**Rows**.
......

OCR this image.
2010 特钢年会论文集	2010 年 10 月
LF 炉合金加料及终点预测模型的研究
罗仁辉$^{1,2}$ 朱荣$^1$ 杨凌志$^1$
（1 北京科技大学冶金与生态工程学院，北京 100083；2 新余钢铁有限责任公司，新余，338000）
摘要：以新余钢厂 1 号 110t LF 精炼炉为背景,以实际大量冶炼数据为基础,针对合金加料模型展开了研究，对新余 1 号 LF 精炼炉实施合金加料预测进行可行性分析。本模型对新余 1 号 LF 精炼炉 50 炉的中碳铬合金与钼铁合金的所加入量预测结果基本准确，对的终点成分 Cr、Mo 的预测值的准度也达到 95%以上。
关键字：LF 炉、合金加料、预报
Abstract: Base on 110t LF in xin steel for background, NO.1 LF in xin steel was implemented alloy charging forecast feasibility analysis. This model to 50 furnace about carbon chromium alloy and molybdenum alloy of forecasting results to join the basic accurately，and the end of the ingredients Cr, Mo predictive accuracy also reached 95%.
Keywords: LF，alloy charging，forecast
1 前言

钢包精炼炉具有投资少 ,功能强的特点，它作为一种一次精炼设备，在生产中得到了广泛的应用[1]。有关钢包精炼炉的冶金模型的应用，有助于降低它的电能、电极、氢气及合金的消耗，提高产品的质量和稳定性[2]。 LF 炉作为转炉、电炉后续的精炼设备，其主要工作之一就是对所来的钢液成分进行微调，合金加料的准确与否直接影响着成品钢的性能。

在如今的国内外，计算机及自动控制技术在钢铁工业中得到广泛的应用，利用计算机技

......

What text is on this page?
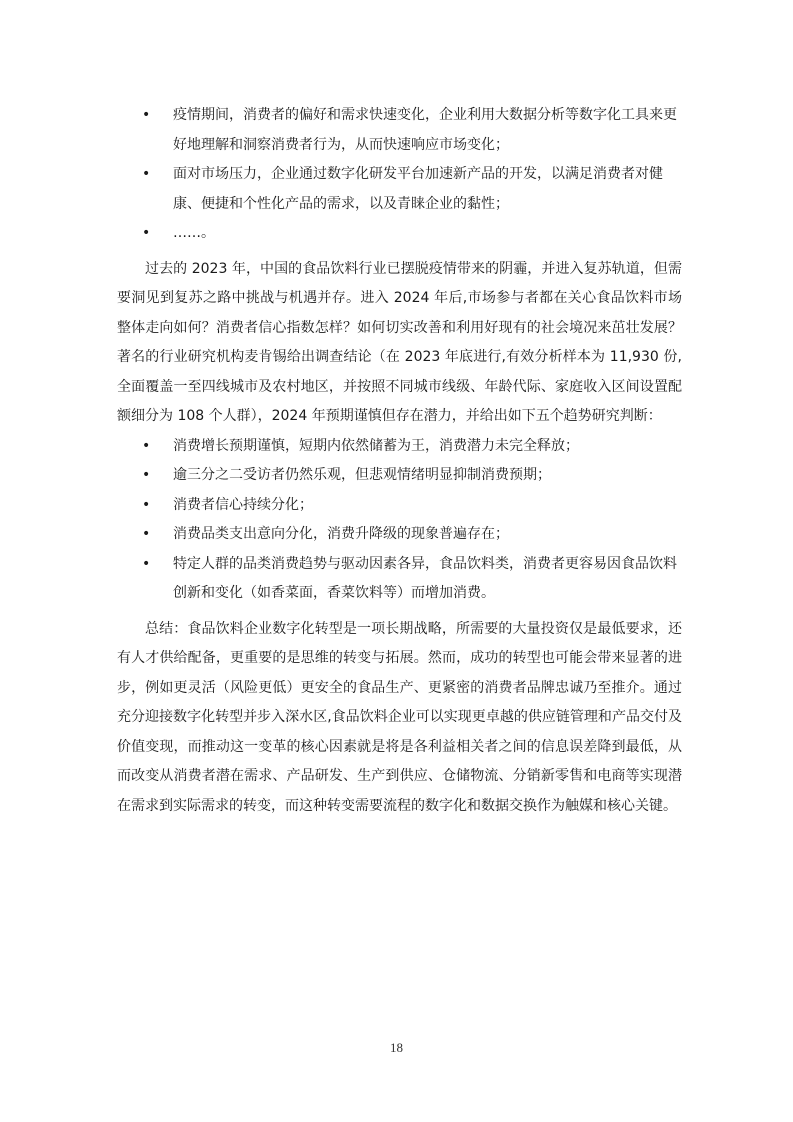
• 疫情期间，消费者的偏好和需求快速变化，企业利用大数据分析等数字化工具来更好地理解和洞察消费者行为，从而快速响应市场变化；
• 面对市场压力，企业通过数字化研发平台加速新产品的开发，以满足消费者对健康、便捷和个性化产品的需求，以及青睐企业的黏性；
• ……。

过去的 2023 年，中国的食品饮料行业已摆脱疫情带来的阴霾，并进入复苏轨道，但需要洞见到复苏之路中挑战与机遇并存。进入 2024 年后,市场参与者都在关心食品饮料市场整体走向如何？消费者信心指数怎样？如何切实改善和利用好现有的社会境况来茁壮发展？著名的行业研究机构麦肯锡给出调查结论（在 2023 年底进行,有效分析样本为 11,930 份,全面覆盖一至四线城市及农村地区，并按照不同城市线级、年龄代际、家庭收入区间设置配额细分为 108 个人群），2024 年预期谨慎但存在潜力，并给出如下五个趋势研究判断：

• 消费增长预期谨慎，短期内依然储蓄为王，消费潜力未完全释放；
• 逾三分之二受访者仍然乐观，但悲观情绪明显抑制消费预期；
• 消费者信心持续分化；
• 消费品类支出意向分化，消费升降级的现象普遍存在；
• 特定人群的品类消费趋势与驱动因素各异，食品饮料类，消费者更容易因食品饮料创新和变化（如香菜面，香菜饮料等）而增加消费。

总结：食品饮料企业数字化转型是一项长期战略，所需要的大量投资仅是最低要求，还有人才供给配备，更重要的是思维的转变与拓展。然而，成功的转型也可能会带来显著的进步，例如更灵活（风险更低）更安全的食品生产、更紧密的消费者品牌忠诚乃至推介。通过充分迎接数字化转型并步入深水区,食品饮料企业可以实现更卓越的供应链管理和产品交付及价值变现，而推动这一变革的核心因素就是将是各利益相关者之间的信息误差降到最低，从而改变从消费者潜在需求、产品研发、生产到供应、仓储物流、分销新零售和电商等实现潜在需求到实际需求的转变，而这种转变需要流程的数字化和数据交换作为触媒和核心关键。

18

......

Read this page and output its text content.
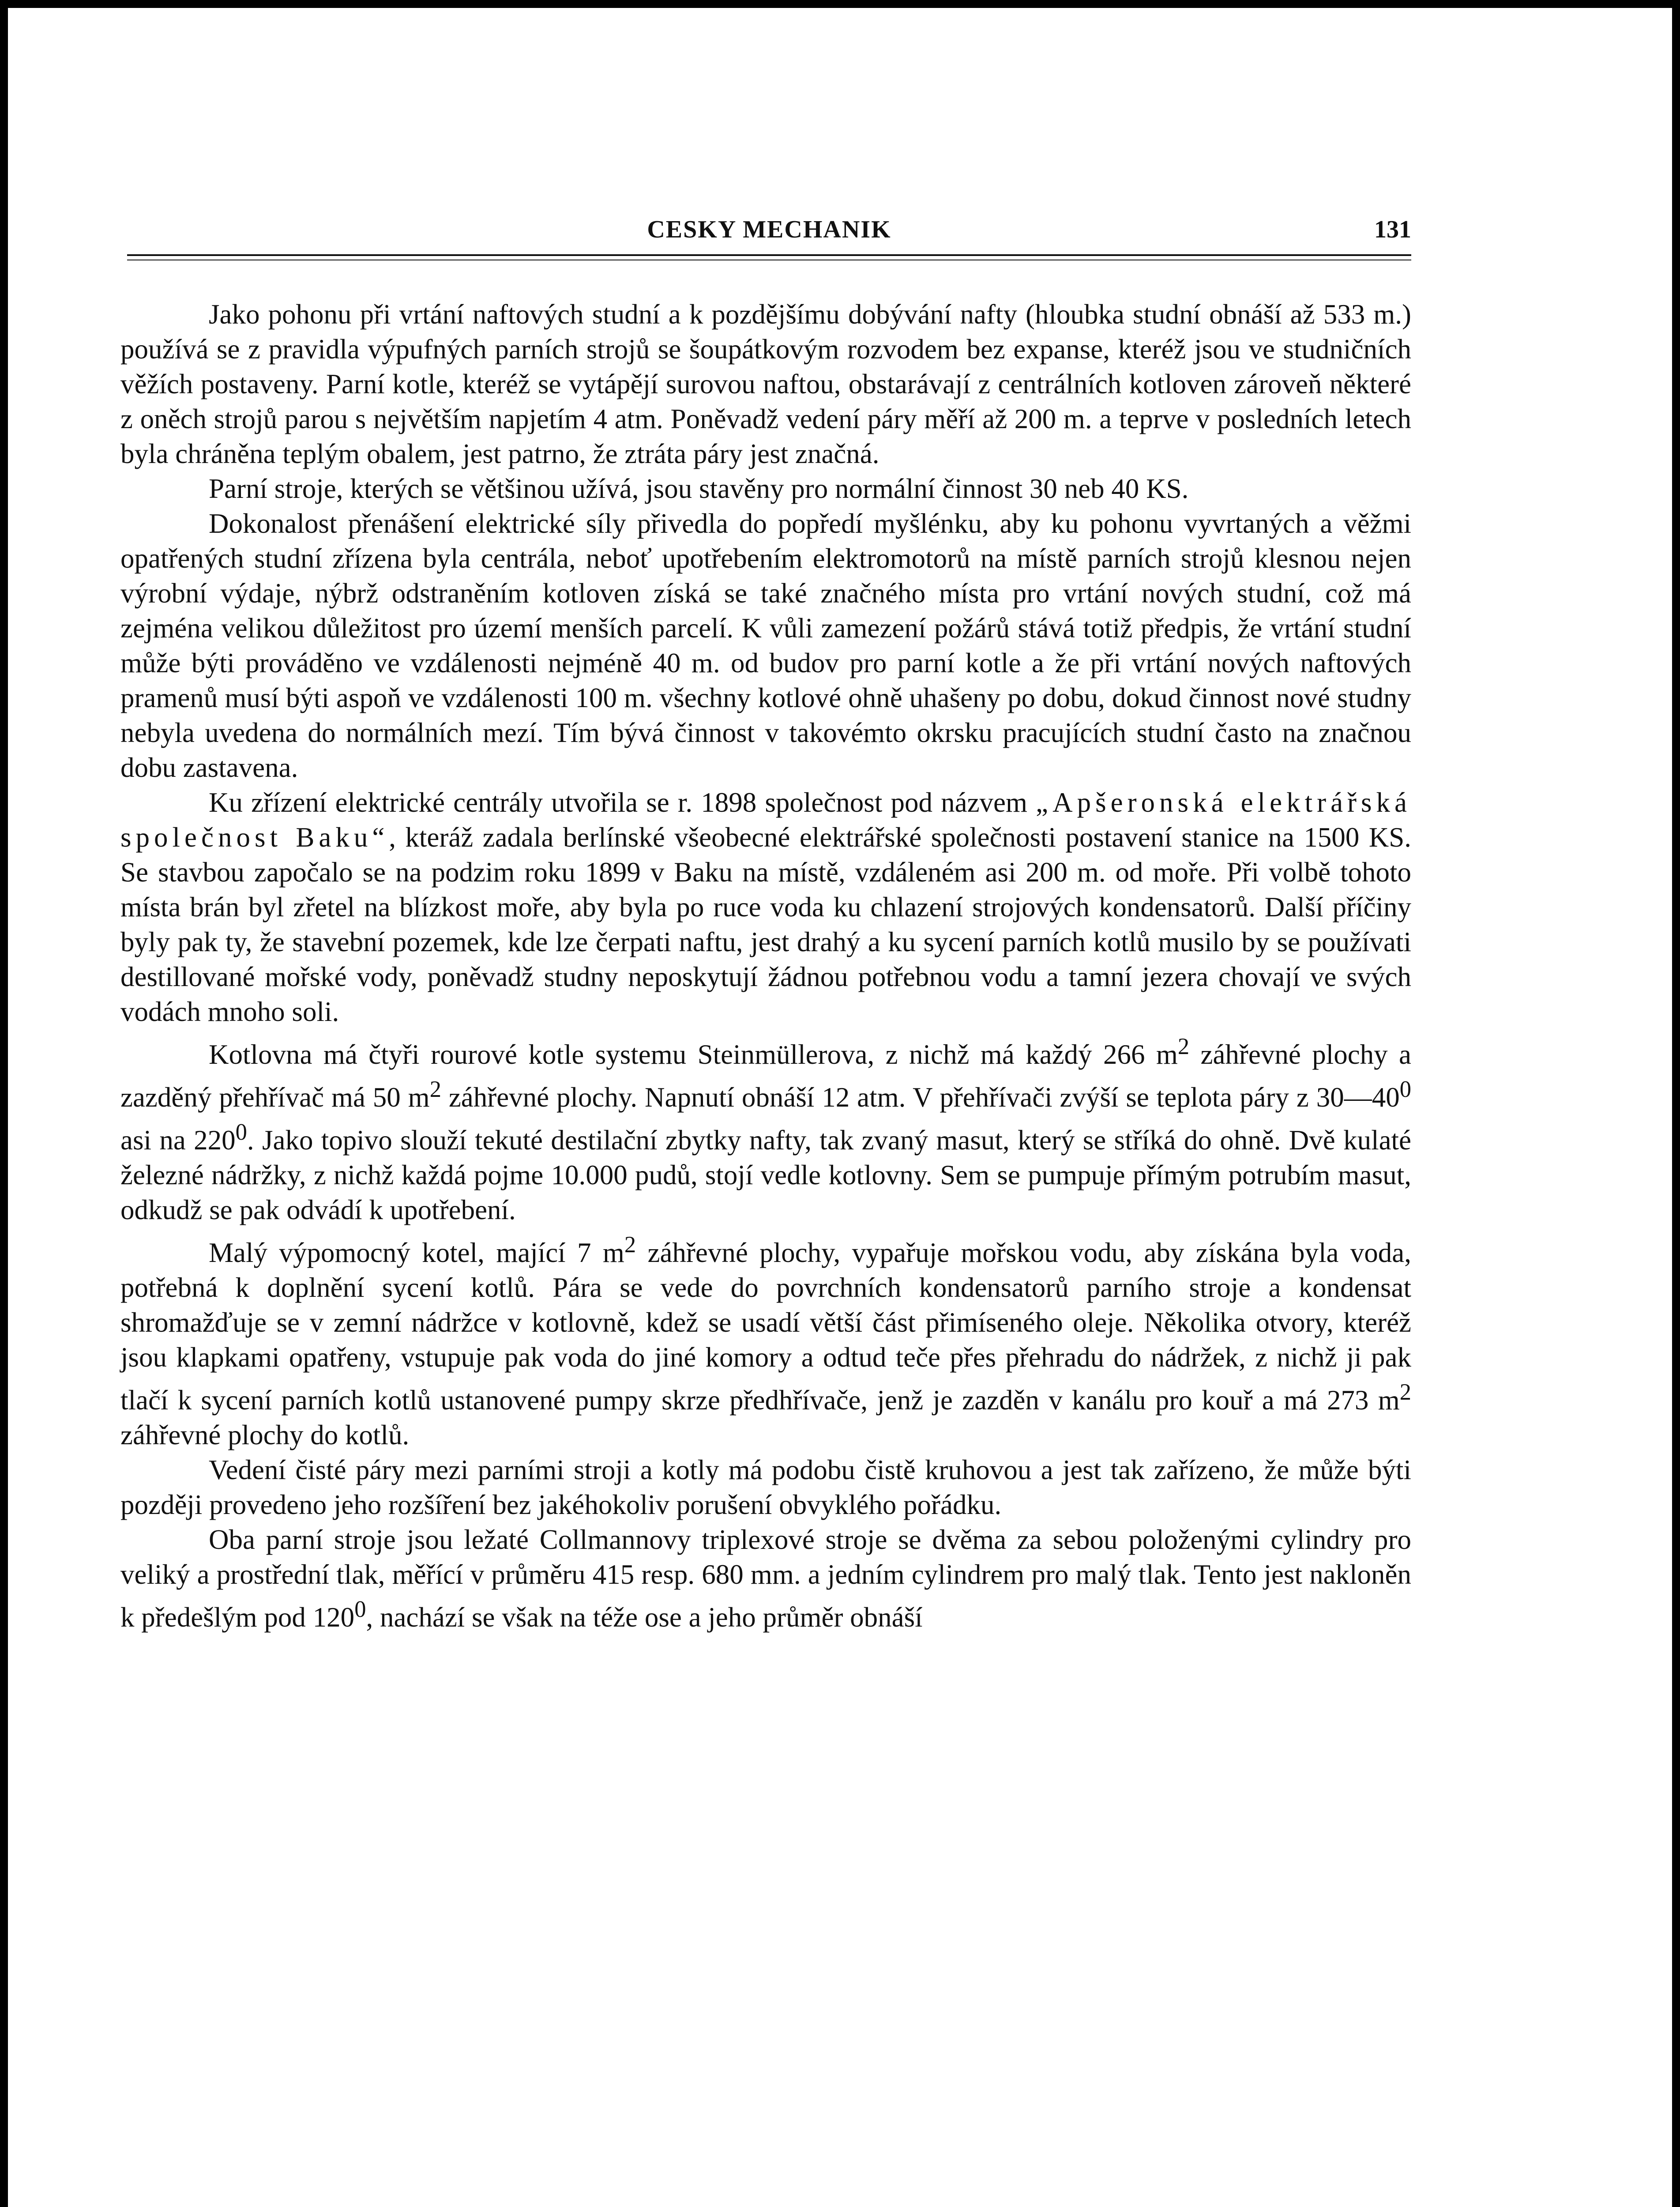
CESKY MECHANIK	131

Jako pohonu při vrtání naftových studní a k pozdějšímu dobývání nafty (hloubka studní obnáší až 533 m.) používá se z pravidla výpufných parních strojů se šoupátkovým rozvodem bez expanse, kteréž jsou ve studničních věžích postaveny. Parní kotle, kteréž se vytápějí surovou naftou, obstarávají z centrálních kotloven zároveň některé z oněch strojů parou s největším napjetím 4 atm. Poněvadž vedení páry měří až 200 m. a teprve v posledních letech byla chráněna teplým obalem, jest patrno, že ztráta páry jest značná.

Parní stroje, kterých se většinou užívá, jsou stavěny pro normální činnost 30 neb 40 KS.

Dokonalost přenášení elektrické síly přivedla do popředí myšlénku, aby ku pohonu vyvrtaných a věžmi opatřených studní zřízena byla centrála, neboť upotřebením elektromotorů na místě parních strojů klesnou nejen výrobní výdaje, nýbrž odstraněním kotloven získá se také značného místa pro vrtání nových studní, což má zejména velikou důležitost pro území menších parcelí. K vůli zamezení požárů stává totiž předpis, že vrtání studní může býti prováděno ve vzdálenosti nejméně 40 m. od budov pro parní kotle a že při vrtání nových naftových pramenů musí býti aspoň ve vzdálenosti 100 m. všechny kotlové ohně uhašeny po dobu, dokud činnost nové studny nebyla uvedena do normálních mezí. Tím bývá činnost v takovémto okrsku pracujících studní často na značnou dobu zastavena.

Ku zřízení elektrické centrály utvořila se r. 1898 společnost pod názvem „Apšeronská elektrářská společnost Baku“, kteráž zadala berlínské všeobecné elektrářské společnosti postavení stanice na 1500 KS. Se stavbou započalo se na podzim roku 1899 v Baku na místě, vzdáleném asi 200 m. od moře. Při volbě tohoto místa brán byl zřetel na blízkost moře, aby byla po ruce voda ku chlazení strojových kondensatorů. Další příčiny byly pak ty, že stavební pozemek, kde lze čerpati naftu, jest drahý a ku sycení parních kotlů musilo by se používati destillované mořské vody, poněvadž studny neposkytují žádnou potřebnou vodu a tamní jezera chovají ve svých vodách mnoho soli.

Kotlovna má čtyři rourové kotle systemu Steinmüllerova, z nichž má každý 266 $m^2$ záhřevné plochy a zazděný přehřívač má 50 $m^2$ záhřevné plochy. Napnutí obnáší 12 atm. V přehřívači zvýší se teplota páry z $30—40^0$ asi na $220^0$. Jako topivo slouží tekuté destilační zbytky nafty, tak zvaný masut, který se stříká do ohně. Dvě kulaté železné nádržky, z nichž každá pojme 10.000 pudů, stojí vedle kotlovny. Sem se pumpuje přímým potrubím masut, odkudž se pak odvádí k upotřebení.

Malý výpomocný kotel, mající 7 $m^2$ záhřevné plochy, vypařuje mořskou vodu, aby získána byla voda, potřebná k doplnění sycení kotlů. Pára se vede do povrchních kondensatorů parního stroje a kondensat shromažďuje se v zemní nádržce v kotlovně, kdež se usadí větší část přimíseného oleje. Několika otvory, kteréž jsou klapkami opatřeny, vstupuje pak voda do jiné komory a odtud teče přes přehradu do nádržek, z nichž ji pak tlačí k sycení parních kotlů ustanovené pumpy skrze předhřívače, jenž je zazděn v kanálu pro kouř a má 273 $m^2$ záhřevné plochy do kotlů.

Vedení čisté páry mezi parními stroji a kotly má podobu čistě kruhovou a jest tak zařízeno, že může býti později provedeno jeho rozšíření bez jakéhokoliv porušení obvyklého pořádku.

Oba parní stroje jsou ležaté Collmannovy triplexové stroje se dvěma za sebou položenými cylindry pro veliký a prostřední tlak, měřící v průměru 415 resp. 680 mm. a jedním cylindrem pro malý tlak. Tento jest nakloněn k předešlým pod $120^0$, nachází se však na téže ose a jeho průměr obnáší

......

Report all lines of the data above that include the string "forecast".

**Answer to this exercise**.
Abstract: Base on 110t LF in xin steel for background, NO.1 LF in xin steel was implemented alloy charging forecast feasibility analysis. This model to 50 furnace about carbon chromium alloy and molybdenum alloy of forecasting results to join the basic accurately，and the end of the ingredients Cr, Mo predictive accuracy also reached 95%.
Keywords: LF，alloy charging，forecast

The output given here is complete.